_Exercise requirements_
Copy every line from the one that holds "Read this page and output its text content." to the end of the records below, exactly and with nothing else, but without any pictures.

_Given data_

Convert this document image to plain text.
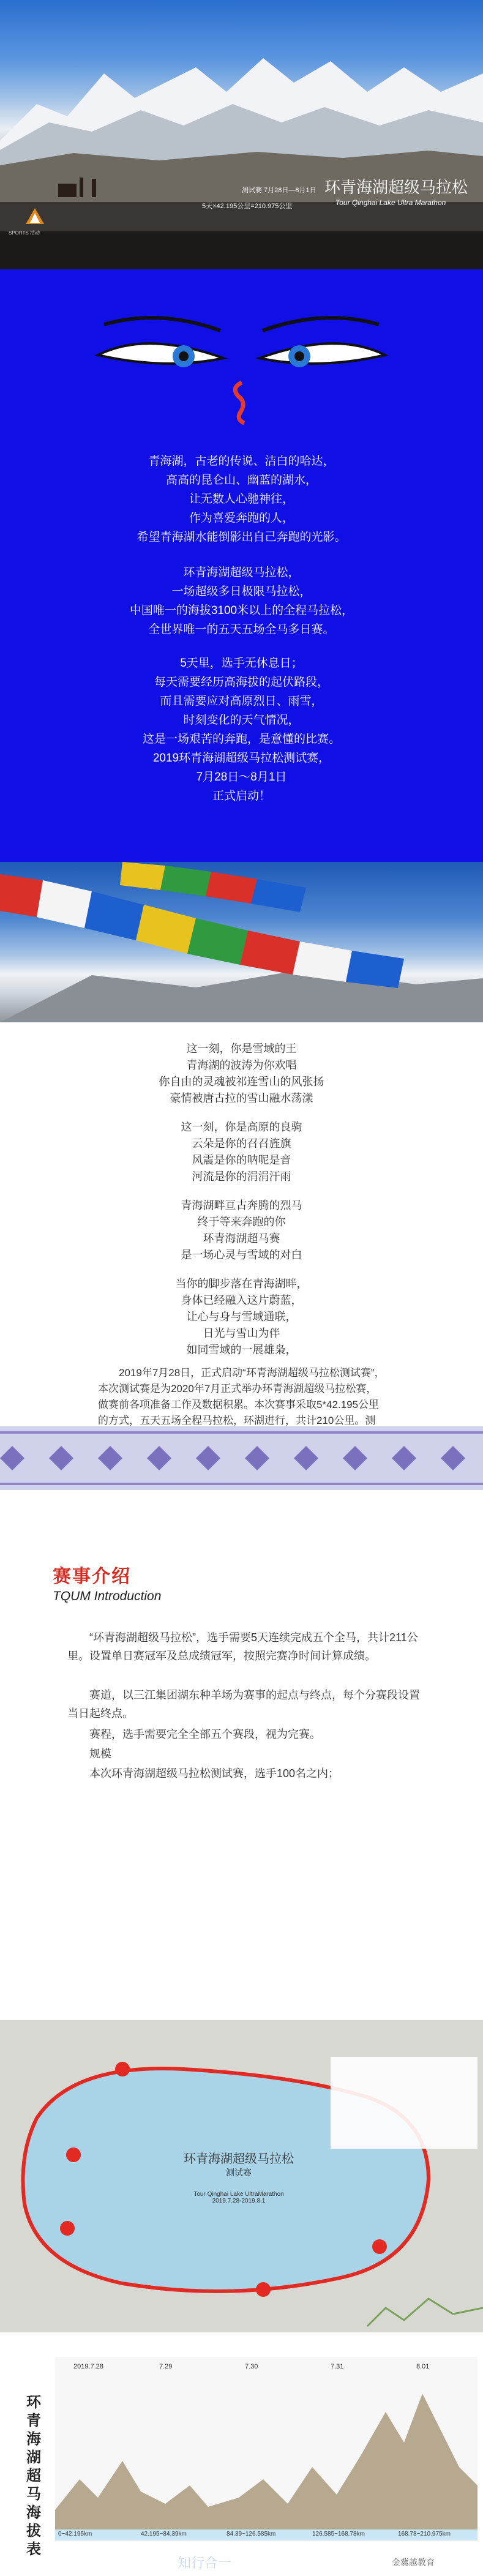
SPORTS 活动
测试赛 7月28日—8月1日
5天×42.195公里=210.975公里
环青海湖超级马拉松
Tour Qinghai Lake Ultra Marathon
青海湖，古老的传说、洁白的哈达，
高高的昆仑山、幽蓝的湖水，
让无数人心驰神往，
作为喜爱奔跑的人，
希望青海湖水能倒影出自己奔跑的光影。
环青海湖超级马拉松，
一场超级多日极限马拉松，
中国唯一的海拔3100米以上的全程马拉松，
全世界唯一的五天五场全马多日赛。
5天里，选手无休息日；
每天需要经历高海拔的起伏路段，
而且需要应对高原烈日、雨雪，
时刻变化的天气情况，
这是一场艰苦的奔跑，是意懂的比赛。
2019环青海湖超级马拉松测试赛，
7月28日～8月1日
正式启动！
这一刻，你是雪域的王
青海湖的波涛为你欢唱
你自由的灵魂被祁连雪山的风张扬
豪情被唐古拉的雪山融水荡漾
这一刻，你是高原的良驹
云朵是你的召召旌旗
风震是你的呐呢是音
河流是你的涓涓汗雨
青海湖畔亘古奔腾的烈马
终于等来奔跑的你
环青海湖超马赛
是一场心灵与雪域的对白
当你的脚步落在青海湖畔，
身体已经融入这片蔚蓝，
让心与身与雪域通联，
日光与雪山为伴
如同雪域的一展雄枭，
2019年7月28日，正式启动“环青海湖超级马拉松测试赛”，本次测试赛是为2020年7月正式举办环青海湖超级马拉松赛，做赛前各项准备工作及数据积累。本次赛事采取5*42.195公里的方式，五天五场全程马拉松，环湖进行，共计210公里。测
赛事介绍
TQUM Introduction
“环青海湖超级马拉松”，选手需要5天连续完成五个全马，共计211公里。设置单日赛冠军及总成绩冠军，按照完赛净时间计算成绩。
赛道，以三江集团湖东种羊场为赛事的起点与终点，每个分赛段设置当日起终点。
赛程，选手需要完全全部五个赛段，视为完赛。
规模
本次环青海湖超级马拉松测试赛，选手100名之内；
环青海湖超级马拉松
测试赛
Tour Qinghai Lake UltraMarathon
2019.7.28-2019.8.1
环青海湖超马海拔表
2019.7.28	7.29	7.30	7.31	8.01
0~42.195km	42.195~84.39km	84.39~126.585km	126.585~168.78km	168.78~210.975km
知行合一	金冀越教育
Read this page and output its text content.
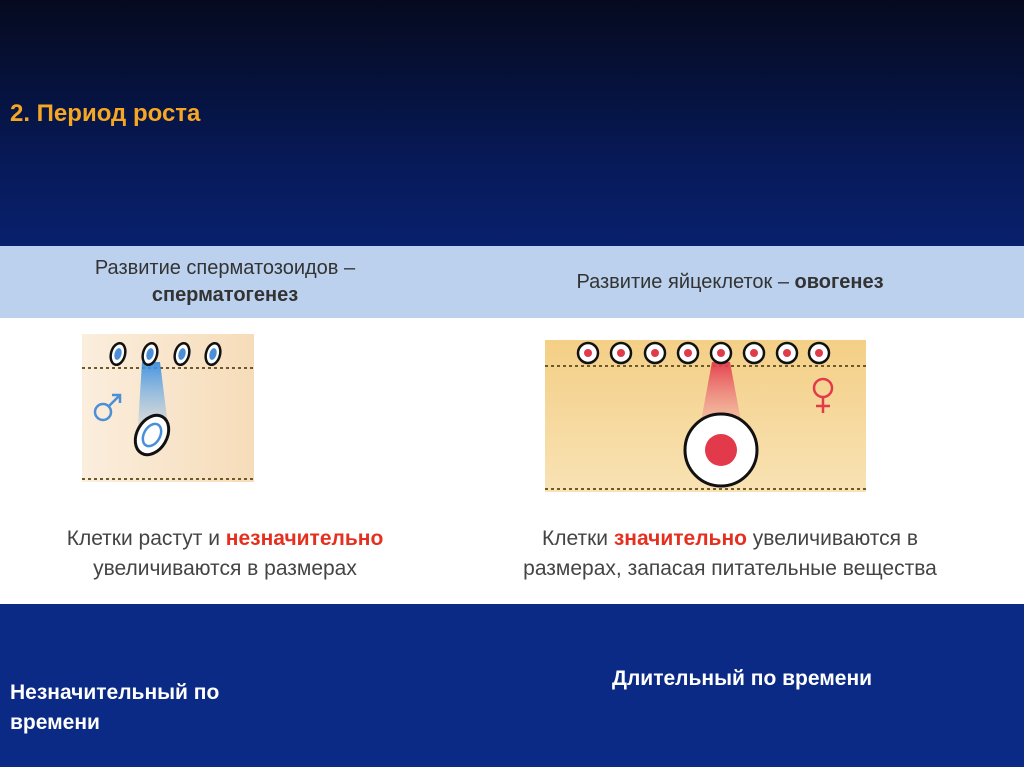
2. Период роста
Развитие сперматозоидов –
сперматогенез
Развитие яйцеклеток – овогенез
Клетки растут и незначительно
увеличиваются в размерах
Клетки значительно увеличиваются в
размерах, запасая питательные вещества
Незначительный по времени
Длительный по времени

_Result of the task_
Read this page and output its text content.
2. Период роста
Развитие сперматозоидов –
сперматогенез
Развитие яйцеклеток – овогенез
Клетки растут и незначительно
увеличиваются в размерах
Клетки значительно увеличиваются в
размерах, запасая питательные вещества
Незначительный по времени
Длительный по времени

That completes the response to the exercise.